YOUR TASK: Reproduce the records below exactly, leaving out any pictures.

DATA ROWS:
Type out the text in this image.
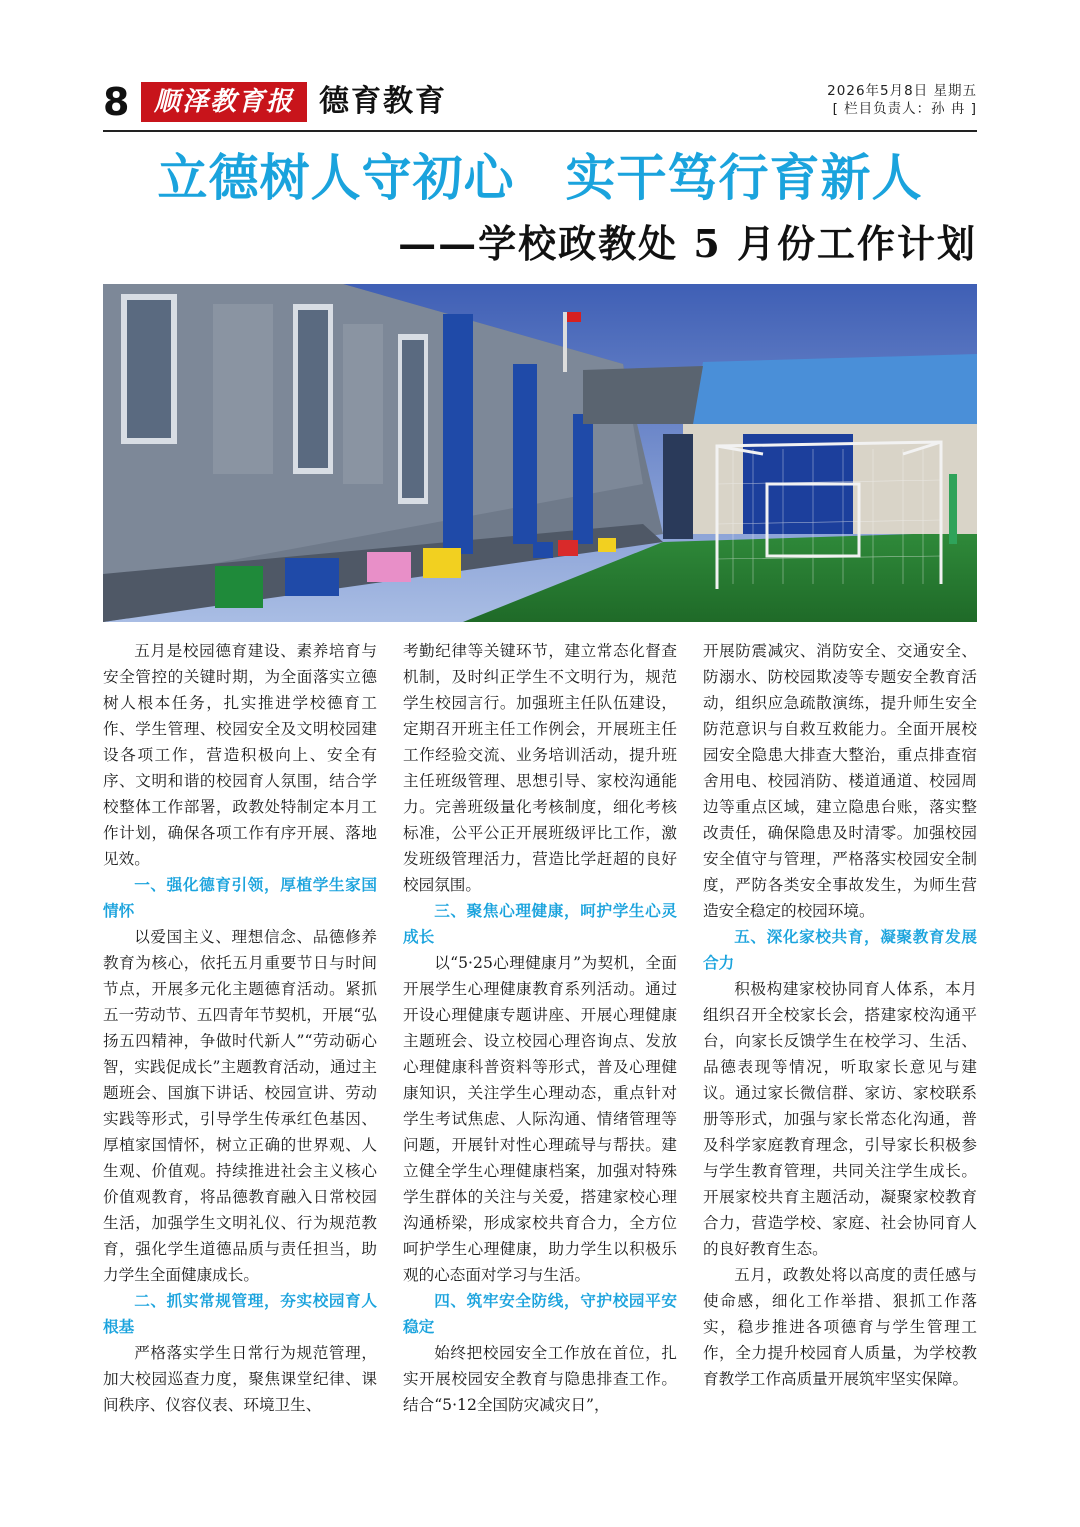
8 顺泽教育报 德育教育	2026年5月8日 星期五
[ 栏目负责人：孙 冉 ]
立德树人守初心　实干笃行育新人
——学校政教处 5 月份工作计划

五月是校园德育建设、素养培育与安全管控的关键时期，为全面落实立德树人根本任务，扎实推进学校德育工作、学生管理、校园安全及文明校园建设各项工作，营造积极向上、安全有序、文明和谐的校园育人氛围，结合学校整体工作部署，政教处特制定本月工作计划，确保各项工作有序开展、落地见效。

一、强化德育引领，厚植学生家国情怀

以爱国主义、理想信念、品德修养教育为核心，依托五月重要节日与时间节点，开展多元化主题德育活动。紧抓五一劳动节、五四青年节契机，开展“弘扬五四精神，争做时代新人”“劳动砺心智，实践促成长”主题教育活动，通过主题班会、国旗下讲话、校园宣讲、劳动实践等形式，引导学生传承红色基因、厚植家国情怀，树立正确的世界观、人生观、价值观。持续推进社会主义核心价值观教育，将品德教育融入日常校园生活，加强学生文明礼仪、行为规范教育，强化学生道德品质与责任担当，助力学生全面健康成长。

二、抓实常规管理，夯实校园育人根基

严格落实学生日常行为规范管理，加大校园巡查力度，聚焦课堂纪律、课间秩序、仪容仪表、环境卫生、

考勤纪律等关键环节，建立常态化督查机制，及时纠正学生不文明行为，规范学生校园言行。加强班主任队伍建设，定期召开班主任工作例会，开展班主任工作经验交流、业务培训活动，提升班主任班级管理、思想引导、家校沟通能力。完善班级量化考核制度，细化考核标准，公平公正开展班级评比工作，激发班级管理活力，营造比学赶超的良好校园氛围。

三、聚焦心理健康，呵护学生心灵成长

以“5·25心理健康月”为契机，全面开展学生心理健康教育系列活动。通过开设心理健康专题讲座、开展心理健康主题班会、设立校园心理咨询点、发放心理健康科普资料等形式，普及心理健康知识，关注学生心理动态，重点针对学生考试焦虑、人际沟通、情绪管理等问题，开展针对性心理疏导与帮扶。建立健全学生心理健康档案，加强对特殊学生群体的关注与关爱，搭建家校心理沟通桥梁，形成家校共育合力，全方位呵护学生心理健康，助力学生以积极乐观的心态面对学习与生活。

四、筑牢安全防线，守护校园平安稳定

始终把校园安全工作放在首位，扎实开展校园安全教育与隐患排查工作。结合“5·12全国防灾减灾日”，

开展防震减灾、消防安全、交通安全、防溺水、防校园欺凌等专题安全教育活动，组织应急疏散演练，提升师生安全防范意识与自救互救能力。全面开展校园安全隐患大排查大整治，重点排查宿舍用电、校园消防、楼道通道、校园周边等重点区域，建立隐患台账，落实整改责任，确保隐患及时清零。加强校园安全值守与管理，严格落实校园安全制度，严防各类安全事故发生，为师生营造安全稳定的校园环境。

五、深化家校共育，凝聚教育发展合力

积极构建家校协同育人体系，本月组织召开全校家长会，搭建家校沟通平台，向家长反馈学生在校学习、生活、品德表现等情况，听取家长意见与建议。通过家长微信群、家访、家校联系册等形式，加强与家长常态化沟通，普及科学家庭教育理念，引导家长积极参与学生教育管理，共同关注学生成长。开展家校共育主题活动，凝聚家校教育合力，营造学校、家庭、社会协同育人的良好教育生态。

五月，政教处将以高度的责任感与使命感，细化工作举措、狠抓工作落实，稳步推进各项德育与学生管理工作，全力提升校园育人质量，为学校教育教学工作高质量开展筑牢坚实保障。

THE ANSWER:
Type out the text in this image.
8 顺泽教育报 德育教育	2026年5月8日 星期五
[ 栏目负责人：孙 冉 ]
立德树人守初心　实干笃行育新人
——学校政教处 5 月份工作计划

五月是校园德育建设、素养培育与安全管控的关键时期，为全面落实立德树人根本任务，扎实推进学校德育工作、学生管理、校园安全及文明校园建设各项工作，营造积极向上、安全有序、文明和谐的校园育人氛围，结合学校整体工作部署，政教处特制定本月工作计划，确保各项工作有序开展、落地见效。

一、强化德育引领，厚植学生家国情怀

以爱国主义、理想信念、品德修养教育为核心，依托五月重要节日与时间节点，开展多元化主题德育活动。紧抓五一劳动节、五四青年节契机，开展“弘扬五四精神，争做时代新人”“劳动砺心智，实践促成长”主题教育活动，通过主题班会、国旗下讲话、校园宣讲、劳动实践等形式，引导学生传承红色基因、厚植家国情怀，树立正确的世界观、人生观、价值观。持续推进社会主义核心价值观教育，将品德教育融入日常校园生活，加强学生文明礼仪、行为规范教育，强化学生道德品质与责任担当，助力学生全面健康成长。

二、抓实常规管理，夯实校园育人根基

严格落实学生日常行为规范管理，加大校园巡查力度，聚焦课堂纪律、课间秩序、仪容仪表、环境卫生、

考勤纪律等关键环节，建立常态化督查机制，及时纠正学生不文明行为，规范学生校园言行。加强班主任队伍建设，定期召开班主任工作例会，开展班主任工作经验交流、业务培训活动，提升班主任班级管理、思想引导、家校沟通能力。完善班级量化考核制度，细化考核标准，公平公正开展班级评比工作，激发班级管理活力，营造比学赶超的良好校园氛围。

三、聚焦心理健康，呵护学生心灵成长

以“5·25心理健康月”为契机，全面开展学生心理健康教育系列活动。通过开设心理健康专题讲座、开展心理健康主题班会、设立校园心理咨询点、发放心理健康科普资料等形式，普及心理健康知识，关注学生心理动态，重点针对学生考试焦虑、人际沟通、情绪管理等问题，开展针对性心理疏导与帮扶。建立健全学生心理健康档案，加强对特殊学生群体的关注与关爱，搭建家校心理沟通桥梁，形成家校共育合力，全方位呵护学生心理健康，助力学生以积极乐观的心态面对学习与生活。

四、筑牢安全防线，守护校园平安稳定

始终把校园安全工作放在首位，扎实开展校园安全教育与隐患排查工作。结合“5·12全国防灾减灾日”，

开展防震减灾、消防安全、交通安全、防溺水、防校园欺凌等专题安全教育活动，组织应急疏散演练，提升师生安全防范意识与自救互救能力。全面开展校园安全隐患大排查大整治，重点排查宿舍用电、校园消防、楼道通道、校园周边等重点区域，建立隐患台账，落实整改责任，确保隐患及时清零。加强校园安全值守与管理，严格落实校园安全制度，严防各类安全事故发生，为师生营造安全稳定的校园环境。

五、深化家校共育，凝聚教育发展合力

积极构建家校协同育人体系，本月组织召开全校家长会，搭建家校沟通平台，向家长反馈学生在校学习、生活、品德表现等情况，听取家长意见与建议。通过家长微信群、家访、家校联系册等形式，加强与家长常态化沟通，普及科学家庭教育理念，引导家长积极参与学生教育管理，共同关注学生成长。开展家校共育主题活动，凝聚家校教育合力，营造学校、家庭、社会协同育人的良好教育生态。

五月，政教处将以高度的责任感与使命感，细化工作举措、狠抓工作落实，稳步推进各项德育与学生管理工作，全力提升校园育人质量，为学校教育教学工作高质量开展筑牢坚实保障。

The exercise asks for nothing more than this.